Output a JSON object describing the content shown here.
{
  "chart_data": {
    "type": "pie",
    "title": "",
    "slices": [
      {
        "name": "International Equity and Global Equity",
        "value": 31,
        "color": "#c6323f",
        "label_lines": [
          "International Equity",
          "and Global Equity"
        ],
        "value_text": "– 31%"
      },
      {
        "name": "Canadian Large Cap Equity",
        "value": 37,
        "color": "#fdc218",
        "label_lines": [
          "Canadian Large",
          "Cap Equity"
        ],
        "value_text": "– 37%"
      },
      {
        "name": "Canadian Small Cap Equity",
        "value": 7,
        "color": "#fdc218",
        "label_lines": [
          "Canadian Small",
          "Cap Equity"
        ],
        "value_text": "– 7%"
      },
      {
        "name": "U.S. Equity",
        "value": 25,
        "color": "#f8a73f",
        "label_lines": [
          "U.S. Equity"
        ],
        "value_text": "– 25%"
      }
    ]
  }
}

+++

▶ **Task instructions**: In the entries above, find every line with the word "International" and list it.

▶ **Result of this exercise**:
        "name": "International Equity and Global Equity",
          "International Equity",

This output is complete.